- Given problem
Whenever a line below holds the word "vaid", copy that line.

(Saved entries)

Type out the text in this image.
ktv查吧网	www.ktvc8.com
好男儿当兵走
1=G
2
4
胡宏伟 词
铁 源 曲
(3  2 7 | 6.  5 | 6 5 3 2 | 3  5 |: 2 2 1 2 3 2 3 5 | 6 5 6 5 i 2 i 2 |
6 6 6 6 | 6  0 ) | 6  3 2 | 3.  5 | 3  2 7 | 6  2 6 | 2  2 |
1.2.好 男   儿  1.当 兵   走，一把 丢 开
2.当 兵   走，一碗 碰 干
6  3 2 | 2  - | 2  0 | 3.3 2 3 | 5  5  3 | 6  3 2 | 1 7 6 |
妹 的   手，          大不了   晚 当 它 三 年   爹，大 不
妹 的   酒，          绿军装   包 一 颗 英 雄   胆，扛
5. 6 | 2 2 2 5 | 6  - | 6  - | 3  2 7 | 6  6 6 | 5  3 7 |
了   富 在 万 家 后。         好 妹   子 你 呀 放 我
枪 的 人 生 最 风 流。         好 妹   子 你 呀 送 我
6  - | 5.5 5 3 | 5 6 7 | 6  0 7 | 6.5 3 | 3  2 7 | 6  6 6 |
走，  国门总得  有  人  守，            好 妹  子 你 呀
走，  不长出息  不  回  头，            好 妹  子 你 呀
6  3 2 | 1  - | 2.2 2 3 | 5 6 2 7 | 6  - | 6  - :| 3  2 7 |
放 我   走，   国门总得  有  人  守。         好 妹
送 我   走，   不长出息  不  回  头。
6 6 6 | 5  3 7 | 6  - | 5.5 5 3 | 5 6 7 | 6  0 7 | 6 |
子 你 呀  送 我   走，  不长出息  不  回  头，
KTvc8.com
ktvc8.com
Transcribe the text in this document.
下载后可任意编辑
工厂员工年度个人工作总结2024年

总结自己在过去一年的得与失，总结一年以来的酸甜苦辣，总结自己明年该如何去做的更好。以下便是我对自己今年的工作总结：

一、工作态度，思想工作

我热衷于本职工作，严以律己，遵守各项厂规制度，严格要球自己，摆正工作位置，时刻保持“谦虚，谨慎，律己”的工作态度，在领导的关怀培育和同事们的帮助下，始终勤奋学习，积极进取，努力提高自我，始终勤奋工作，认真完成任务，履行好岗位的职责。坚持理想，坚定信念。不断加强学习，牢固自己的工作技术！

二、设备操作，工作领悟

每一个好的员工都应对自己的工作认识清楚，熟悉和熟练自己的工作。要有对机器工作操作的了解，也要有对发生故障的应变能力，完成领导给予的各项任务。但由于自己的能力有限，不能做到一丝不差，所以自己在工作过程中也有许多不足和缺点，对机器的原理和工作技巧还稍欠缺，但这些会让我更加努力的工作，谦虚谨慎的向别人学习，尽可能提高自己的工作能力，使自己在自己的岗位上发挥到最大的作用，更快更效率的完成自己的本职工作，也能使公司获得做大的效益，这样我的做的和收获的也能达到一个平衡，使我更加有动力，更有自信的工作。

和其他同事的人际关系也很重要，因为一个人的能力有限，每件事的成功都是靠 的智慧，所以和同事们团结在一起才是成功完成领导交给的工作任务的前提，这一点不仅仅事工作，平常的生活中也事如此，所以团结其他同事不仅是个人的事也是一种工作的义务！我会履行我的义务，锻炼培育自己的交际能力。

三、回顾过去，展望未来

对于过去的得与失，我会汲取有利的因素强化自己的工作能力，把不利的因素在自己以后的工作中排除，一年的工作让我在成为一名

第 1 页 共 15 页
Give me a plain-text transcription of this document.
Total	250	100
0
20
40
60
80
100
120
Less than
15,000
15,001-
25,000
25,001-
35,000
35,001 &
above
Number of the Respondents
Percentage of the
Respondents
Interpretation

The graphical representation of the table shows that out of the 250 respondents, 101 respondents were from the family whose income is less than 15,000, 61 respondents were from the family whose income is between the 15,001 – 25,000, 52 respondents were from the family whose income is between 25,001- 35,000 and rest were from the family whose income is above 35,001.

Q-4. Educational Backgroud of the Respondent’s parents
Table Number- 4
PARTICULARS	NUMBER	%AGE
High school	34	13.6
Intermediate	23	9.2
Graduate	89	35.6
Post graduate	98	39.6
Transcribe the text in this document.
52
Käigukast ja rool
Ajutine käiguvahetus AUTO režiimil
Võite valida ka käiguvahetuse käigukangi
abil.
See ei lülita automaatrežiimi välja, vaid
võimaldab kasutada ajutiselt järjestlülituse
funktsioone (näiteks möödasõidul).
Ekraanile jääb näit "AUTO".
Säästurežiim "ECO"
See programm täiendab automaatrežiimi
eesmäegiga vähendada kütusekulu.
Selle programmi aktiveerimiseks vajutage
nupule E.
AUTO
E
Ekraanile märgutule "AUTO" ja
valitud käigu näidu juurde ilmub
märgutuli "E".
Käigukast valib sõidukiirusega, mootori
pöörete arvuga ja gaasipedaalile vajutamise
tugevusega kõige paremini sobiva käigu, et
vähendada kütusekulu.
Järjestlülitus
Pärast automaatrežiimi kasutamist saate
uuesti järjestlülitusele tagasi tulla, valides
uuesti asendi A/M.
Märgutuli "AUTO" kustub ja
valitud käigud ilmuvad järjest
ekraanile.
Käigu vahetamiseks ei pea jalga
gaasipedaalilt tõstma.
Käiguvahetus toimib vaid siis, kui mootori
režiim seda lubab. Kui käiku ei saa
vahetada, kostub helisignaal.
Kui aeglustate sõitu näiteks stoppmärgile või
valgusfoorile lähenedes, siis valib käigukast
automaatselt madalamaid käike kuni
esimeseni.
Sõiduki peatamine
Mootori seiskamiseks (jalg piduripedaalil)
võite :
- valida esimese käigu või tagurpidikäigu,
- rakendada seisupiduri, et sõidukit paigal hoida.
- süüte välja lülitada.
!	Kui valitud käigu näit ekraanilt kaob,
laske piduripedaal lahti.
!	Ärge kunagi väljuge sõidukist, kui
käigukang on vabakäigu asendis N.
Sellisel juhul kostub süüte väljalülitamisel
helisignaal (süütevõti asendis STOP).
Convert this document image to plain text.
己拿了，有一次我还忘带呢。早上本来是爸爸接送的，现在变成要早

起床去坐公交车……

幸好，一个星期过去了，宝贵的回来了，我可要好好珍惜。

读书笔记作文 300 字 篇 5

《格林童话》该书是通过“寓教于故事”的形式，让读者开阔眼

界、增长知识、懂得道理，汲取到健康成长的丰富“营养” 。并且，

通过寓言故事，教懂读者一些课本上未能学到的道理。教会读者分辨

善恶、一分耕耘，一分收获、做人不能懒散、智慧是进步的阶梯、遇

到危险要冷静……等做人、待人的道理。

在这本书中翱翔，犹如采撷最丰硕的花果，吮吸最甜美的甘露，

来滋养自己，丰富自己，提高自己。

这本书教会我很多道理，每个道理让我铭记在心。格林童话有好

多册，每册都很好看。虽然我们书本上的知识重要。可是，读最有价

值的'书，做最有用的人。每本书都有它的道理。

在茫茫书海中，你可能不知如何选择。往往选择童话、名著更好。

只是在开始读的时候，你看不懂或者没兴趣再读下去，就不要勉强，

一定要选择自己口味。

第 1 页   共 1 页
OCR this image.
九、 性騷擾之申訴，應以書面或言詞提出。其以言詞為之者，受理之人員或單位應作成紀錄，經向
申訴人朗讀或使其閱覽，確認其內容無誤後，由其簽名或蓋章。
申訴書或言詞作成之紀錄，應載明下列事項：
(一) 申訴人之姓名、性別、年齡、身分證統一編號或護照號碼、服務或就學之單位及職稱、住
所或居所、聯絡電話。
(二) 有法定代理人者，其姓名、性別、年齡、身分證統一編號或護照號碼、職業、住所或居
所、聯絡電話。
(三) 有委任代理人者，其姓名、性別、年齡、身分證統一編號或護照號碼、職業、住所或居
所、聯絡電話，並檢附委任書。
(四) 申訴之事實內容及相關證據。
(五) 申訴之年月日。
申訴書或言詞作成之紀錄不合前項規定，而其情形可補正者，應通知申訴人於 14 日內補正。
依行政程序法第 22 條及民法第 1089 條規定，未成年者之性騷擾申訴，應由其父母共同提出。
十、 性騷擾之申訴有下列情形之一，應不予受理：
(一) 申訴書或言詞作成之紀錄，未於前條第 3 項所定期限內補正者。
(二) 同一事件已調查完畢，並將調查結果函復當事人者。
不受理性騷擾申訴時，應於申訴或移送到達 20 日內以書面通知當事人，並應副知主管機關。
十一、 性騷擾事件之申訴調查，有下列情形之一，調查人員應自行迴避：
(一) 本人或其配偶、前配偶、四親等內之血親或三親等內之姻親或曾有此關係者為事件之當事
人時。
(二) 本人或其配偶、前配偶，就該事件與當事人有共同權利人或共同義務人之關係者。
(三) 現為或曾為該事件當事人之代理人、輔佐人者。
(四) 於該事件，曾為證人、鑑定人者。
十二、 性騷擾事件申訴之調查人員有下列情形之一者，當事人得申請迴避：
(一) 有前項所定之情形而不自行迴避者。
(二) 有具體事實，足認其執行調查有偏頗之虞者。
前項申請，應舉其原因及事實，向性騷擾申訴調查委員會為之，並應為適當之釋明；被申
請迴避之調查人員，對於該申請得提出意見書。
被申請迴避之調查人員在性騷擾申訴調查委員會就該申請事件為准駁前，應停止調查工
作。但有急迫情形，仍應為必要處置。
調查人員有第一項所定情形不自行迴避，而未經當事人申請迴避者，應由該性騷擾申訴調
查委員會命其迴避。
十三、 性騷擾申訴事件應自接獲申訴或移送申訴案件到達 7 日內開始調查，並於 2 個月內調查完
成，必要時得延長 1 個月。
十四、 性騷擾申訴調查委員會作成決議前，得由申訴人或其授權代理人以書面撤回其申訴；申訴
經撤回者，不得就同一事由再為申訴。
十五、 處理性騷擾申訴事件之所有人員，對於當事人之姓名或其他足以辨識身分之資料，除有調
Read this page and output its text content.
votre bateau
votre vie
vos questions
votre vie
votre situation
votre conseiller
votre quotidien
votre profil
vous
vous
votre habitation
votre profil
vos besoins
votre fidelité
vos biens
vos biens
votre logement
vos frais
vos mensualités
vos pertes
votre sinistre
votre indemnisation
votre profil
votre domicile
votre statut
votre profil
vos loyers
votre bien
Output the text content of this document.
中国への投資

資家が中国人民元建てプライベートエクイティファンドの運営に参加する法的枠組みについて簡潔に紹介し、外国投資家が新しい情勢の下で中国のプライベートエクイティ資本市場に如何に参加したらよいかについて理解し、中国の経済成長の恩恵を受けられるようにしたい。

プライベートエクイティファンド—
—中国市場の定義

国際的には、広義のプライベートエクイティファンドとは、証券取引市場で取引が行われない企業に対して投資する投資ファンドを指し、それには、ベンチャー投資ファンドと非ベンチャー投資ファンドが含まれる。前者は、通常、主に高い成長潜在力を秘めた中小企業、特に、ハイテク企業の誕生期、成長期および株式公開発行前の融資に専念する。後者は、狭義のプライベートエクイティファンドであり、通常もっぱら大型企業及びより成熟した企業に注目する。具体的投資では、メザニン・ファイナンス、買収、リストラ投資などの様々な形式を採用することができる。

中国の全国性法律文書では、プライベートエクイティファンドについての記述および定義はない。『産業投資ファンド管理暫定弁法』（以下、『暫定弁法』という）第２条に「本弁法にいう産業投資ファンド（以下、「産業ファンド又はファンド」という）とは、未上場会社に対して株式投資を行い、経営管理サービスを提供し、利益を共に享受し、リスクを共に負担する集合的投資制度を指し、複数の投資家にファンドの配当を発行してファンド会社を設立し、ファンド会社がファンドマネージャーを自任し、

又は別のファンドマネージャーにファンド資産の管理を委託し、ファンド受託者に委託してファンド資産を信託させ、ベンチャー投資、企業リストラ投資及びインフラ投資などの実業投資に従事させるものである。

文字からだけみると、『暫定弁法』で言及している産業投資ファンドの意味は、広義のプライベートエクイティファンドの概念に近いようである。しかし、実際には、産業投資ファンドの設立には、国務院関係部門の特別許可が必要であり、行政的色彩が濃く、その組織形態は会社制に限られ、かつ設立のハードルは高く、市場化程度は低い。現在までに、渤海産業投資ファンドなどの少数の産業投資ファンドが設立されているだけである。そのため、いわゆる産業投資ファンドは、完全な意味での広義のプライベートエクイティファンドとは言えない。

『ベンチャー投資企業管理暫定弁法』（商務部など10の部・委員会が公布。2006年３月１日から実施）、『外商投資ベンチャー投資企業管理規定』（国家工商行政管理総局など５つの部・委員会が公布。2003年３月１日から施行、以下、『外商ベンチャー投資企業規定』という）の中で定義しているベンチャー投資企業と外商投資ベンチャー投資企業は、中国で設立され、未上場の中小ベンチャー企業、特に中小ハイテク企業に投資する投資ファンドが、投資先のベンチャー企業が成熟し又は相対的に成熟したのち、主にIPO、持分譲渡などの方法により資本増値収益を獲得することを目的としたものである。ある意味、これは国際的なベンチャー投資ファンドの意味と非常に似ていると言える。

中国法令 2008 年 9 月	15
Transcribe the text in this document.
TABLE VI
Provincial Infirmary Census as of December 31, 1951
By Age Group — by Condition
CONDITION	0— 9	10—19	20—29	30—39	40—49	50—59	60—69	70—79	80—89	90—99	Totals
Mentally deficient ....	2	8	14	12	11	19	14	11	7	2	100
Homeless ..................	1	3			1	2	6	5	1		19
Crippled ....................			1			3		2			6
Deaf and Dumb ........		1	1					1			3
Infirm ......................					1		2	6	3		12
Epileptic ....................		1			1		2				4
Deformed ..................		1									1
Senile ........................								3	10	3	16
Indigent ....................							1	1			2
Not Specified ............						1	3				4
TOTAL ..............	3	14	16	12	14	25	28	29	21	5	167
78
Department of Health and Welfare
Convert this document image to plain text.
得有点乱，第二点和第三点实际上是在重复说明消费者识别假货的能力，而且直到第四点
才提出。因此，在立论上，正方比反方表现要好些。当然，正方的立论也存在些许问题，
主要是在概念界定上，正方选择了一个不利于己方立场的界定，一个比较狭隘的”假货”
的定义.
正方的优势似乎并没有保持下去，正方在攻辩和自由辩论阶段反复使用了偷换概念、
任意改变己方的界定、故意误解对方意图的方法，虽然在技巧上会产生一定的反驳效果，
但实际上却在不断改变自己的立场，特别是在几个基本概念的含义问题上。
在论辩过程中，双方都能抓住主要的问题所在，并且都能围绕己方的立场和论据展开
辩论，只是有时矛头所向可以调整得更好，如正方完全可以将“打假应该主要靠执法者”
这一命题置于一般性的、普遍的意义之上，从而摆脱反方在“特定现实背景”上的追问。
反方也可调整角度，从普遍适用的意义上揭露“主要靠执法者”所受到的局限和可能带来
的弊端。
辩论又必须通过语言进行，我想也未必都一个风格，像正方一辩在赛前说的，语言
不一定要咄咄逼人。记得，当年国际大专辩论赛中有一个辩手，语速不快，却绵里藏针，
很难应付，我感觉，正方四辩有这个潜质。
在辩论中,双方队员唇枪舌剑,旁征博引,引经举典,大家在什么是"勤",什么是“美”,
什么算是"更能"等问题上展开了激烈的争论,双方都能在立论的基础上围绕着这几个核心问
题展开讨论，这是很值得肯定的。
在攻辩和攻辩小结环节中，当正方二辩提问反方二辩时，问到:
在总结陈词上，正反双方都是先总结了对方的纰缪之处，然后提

- Answer in full
See ei lülita automaatrežiimi välja, vaid
Käiguvahetus toimib vaid siis, kui mootori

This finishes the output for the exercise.